**Written instruction:** Everything from the line containing "What text is on this page?" to the final line of the records below should be given again exactly, and nothing else.

— begin Task inputs —

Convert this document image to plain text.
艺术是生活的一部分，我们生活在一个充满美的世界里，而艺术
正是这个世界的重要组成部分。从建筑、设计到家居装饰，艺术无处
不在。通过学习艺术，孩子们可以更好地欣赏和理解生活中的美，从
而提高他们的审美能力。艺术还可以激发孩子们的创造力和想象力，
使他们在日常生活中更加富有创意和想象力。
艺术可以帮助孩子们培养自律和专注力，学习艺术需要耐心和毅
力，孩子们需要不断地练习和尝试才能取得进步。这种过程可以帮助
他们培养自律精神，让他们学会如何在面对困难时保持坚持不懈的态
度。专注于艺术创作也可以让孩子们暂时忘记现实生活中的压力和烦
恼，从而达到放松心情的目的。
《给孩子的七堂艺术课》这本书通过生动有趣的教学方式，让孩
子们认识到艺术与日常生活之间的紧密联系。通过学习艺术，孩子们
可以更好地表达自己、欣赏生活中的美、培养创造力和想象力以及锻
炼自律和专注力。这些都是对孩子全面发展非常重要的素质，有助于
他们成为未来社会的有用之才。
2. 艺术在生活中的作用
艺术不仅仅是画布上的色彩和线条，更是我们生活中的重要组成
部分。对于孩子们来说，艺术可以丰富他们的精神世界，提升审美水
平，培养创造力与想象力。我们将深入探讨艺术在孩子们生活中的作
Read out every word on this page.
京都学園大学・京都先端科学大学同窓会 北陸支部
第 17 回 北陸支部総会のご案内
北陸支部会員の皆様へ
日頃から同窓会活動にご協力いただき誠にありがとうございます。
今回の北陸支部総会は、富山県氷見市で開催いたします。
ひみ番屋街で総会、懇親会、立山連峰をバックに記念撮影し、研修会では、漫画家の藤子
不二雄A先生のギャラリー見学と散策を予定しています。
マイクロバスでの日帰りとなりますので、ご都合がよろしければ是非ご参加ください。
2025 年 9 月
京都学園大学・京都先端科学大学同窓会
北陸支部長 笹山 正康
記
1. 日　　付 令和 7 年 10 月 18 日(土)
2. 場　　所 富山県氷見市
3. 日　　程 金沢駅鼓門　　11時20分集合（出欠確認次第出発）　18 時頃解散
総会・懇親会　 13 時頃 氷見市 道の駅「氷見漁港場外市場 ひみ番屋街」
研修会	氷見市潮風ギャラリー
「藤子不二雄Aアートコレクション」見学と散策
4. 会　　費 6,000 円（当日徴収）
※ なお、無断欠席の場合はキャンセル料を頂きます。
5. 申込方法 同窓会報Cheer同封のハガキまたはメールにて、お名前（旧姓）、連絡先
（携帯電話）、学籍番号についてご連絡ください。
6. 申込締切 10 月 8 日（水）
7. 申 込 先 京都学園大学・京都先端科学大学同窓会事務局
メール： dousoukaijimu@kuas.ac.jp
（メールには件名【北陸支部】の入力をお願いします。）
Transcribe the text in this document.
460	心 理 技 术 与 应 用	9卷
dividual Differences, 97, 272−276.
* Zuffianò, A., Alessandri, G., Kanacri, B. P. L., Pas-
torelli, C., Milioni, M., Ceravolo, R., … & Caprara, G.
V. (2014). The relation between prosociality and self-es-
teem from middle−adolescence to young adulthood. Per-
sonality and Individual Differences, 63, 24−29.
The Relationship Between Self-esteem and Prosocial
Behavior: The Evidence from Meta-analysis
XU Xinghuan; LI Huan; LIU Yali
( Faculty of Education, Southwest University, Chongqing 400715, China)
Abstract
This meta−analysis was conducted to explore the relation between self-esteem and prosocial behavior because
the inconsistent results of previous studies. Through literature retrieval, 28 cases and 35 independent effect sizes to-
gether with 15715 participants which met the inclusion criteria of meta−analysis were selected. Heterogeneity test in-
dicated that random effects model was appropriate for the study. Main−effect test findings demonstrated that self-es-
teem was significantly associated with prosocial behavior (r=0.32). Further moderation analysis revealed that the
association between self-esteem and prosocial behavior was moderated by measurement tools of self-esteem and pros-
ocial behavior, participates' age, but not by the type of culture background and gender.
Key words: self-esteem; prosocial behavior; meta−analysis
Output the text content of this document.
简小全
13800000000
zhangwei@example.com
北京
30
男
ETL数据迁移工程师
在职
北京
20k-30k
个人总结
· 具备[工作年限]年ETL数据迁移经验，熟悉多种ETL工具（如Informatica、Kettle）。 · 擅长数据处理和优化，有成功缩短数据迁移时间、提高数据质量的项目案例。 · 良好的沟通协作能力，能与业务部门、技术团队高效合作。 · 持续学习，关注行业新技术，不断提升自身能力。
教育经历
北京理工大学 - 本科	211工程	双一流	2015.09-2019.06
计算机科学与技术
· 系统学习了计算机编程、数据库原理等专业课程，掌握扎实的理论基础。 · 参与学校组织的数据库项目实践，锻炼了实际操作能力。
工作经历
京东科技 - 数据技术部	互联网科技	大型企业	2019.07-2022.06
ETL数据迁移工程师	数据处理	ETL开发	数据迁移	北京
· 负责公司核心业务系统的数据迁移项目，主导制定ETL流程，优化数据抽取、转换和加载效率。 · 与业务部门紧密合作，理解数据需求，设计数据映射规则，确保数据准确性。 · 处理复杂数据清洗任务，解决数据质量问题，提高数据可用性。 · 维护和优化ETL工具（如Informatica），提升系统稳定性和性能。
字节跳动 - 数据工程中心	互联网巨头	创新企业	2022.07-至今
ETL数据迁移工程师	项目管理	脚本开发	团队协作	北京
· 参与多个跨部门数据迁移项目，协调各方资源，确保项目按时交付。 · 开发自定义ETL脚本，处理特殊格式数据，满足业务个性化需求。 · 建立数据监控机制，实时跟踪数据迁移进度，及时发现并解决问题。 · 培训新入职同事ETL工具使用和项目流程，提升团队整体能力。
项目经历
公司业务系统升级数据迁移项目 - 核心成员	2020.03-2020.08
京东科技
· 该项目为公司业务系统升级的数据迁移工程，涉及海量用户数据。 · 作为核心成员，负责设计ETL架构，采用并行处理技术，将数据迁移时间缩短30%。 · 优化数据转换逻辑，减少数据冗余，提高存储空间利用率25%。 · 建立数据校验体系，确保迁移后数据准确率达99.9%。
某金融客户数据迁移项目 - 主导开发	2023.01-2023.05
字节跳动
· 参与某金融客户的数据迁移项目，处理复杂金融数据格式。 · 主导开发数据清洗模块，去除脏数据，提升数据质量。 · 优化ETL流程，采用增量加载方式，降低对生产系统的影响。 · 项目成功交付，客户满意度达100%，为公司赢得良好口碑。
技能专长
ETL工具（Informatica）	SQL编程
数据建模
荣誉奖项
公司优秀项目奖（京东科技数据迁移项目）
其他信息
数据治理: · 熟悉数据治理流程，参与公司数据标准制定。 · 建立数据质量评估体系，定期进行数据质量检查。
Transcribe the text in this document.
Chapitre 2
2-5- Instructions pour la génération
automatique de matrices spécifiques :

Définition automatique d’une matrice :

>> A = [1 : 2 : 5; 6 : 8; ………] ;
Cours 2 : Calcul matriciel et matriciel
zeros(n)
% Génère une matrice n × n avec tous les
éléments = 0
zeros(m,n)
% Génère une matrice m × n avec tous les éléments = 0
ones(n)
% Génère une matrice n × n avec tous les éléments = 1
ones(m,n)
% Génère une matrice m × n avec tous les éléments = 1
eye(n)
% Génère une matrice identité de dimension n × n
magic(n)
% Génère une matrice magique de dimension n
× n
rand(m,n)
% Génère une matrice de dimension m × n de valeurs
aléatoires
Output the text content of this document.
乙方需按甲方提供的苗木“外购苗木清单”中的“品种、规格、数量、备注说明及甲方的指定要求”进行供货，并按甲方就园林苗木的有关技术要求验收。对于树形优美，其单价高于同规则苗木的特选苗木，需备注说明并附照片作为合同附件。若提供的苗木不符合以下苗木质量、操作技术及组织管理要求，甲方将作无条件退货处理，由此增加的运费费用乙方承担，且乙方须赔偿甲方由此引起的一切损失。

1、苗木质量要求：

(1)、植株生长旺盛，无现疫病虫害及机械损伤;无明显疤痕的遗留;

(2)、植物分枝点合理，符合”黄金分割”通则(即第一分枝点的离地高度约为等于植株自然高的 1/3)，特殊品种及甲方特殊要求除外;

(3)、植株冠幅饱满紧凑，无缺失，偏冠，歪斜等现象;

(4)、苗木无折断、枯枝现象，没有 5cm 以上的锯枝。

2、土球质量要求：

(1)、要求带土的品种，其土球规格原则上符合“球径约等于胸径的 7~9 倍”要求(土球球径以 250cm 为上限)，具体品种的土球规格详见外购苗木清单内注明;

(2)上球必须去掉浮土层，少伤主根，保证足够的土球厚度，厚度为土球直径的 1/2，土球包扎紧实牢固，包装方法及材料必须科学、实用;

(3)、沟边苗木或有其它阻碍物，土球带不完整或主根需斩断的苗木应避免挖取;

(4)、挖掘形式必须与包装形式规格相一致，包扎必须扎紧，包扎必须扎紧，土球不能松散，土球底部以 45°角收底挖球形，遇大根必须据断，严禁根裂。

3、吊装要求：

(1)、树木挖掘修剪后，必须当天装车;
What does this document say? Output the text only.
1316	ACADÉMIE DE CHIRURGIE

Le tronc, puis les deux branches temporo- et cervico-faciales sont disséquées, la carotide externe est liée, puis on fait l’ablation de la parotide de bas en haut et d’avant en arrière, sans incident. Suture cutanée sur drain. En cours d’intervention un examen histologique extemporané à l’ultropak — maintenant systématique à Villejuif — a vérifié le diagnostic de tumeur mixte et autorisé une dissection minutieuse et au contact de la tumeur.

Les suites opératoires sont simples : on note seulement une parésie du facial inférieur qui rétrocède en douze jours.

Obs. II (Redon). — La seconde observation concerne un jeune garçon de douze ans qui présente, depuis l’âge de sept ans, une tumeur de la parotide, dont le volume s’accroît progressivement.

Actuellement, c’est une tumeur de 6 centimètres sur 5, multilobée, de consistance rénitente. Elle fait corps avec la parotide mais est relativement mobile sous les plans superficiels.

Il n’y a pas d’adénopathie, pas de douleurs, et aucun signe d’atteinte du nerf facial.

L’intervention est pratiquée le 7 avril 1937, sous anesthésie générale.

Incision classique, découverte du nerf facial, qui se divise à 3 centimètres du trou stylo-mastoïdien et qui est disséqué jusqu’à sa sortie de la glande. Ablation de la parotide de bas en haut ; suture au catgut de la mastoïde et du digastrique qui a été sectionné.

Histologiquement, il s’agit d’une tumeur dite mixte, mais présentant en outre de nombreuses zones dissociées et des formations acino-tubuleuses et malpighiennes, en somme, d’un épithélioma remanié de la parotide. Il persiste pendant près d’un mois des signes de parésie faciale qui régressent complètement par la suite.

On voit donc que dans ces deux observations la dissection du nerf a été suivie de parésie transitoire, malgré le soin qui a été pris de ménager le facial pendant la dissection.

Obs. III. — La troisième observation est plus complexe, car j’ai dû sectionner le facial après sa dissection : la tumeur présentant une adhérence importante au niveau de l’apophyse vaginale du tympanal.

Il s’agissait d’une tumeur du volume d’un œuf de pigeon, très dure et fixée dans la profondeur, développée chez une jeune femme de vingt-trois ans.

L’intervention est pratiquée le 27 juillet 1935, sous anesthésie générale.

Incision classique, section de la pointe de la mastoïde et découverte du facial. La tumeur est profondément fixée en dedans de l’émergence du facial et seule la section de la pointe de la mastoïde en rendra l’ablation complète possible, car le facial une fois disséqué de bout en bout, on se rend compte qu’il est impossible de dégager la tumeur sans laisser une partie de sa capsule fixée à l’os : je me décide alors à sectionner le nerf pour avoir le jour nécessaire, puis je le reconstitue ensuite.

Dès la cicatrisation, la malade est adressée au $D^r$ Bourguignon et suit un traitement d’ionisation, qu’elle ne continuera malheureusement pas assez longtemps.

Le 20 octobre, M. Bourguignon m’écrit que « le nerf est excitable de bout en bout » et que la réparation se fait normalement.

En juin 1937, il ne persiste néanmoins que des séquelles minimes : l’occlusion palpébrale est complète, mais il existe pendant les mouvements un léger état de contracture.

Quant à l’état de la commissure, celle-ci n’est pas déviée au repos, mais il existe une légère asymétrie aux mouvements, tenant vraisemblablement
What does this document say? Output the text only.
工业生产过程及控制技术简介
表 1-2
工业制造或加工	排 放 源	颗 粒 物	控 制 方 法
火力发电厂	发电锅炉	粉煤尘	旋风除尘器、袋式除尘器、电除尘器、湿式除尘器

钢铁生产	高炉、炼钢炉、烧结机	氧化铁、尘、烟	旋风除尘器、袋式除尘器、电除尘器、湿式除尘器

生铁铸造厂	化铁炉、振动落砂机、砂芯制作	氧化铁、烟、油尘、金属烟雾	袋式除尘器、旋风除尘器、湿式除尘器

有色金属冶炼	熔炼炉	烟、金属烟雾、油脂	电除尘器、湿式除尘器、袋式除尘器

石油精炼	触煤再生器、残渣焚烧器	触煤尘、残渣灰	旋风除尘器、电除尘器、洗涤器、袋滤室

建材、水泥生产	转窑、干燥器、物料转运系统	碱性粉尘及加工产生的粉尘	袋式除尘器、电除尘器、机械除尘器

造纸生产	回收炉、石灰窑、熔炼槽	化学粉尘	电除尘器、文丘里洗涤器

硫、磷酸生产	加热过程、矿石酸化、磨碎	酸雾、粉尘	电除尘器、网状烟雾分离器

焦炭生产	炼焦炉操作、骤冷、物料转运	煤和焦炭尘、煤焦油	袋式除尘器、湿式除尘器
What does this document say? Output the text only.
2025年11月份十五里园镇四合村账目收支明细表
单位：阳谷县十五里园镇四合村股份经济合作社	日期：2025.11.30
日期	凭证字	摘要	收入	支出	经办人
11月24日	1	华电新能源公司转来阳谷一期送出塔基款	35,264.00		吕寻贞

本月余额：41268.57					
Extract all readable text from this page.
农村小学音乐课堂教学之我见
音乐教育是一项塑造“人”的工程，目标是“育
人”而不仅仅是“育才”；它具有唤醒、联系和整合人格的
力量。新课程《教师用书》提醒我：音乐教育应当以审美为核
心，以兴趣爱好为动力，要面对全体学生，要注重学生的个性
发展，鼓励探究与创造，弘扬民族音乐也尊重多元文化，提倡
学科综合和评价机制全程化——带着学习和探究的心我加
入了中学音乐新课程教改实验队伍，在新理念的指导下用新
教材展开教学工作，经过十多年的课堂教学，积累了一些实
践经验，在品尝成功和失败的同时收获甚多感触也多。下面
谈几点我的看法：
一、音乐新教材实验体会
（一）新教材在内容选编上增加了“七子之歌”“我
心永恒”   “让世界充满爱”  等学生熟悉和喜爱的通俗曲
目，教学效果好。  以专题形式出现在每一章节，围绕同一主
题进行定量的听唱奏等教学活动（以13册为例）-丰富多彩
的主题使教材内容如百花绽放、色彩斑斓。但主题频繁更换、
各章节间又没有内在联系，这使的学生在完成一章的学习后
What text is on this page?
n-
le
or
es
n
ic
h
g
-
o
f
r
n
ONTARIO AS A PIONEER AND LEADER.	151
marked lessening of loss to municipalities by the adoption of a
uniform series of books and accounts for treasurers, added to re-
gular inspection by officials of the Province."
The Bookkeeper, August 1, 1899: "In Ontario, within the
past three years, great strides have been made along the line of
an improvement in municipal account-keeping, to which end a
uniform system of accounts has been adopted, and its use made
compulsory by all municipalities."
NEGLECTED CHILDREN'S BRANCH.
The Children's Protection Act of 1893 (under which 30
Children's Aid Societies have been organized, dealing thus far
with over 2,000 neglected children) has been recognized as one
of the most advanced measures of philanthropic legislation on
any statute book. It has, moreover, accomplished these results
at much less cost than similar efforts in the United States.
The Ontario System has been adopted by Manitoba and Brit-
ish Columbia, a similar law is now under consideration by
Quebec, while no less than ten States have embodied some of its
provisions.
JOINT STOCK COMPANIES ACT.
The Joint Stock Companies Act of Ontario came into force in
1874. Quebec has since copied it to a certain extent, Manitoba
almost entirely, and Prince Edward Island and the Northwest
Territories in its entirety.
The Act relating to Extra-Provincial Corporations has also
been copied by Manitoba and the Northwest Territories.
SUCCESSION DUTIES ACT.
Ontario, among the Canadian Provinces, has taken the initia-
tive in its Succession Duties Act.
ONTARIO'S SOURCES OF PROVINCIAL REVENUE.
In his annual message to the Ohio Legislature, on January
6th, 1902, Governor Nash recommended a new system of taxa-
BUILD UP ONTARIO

— end Task inputs —

**Solution to this problem:**
What text is on this page?
n-
le
or
es
n
ic
h
g
-
o
f
r
n
ONTARIO AS A PIONEER AND LEADER.	151
marked lessening of loss to municipalities by the adoption of a
uniform series of books and accounts for treasurers, added to re-
gular inspection by officials of the Province."
The Bookkeeper, August 1, 1899: "In Ontario, within the
past three years, great strides have been made along the line of
an improvement in municipal account-keeping, to which end a
uniform system of accounts has been adopted, and its use made
compulsory by all municipalities."
NEGLECTED CHILDREN'S BRANCH.
The Children's Protection Act of 1893 (under which 30
Children's Aid Societies have been organized, dealing thus far
with over 2,000 neglected children) has been recognized as one
of the most advanced measures of philanthropic legislation on
any statute book. It has, moreover, accomplished these results
at much less cost than similar efforts in the United States.
The Ontario System has been adopted by Manitoba and Brit-
ish Columbia, a similar law is now under consideration by
Quebec, while no less than ten States have embodied some of its
provisions.
JOINT STOCK COMPANIES ACT.
The Joint Stock Companies Act of Ontario came into force in
1874. Quebec has since copied it to a certain extent, Manitoba
almost entirely, and Prince Edward Island and the Northwest
Territories in its entirety.
The Act relating to Extra-Provincial Corporations has also
been copied by Manitoba and the Northwest Territories.
SUCCESSION DUTIES ACT.
Ontario, among the Canadian Provinces, has taken the initia-
tive in its Succession Duties Act.
ONTARIO'S SOURCES OF PROVINCIAL REVENUE.
In his annual message to the Ohio Legislature, on January
6th, 1902, Governor Nash recommended a new system of taxa-
BUILD UP ONTARIO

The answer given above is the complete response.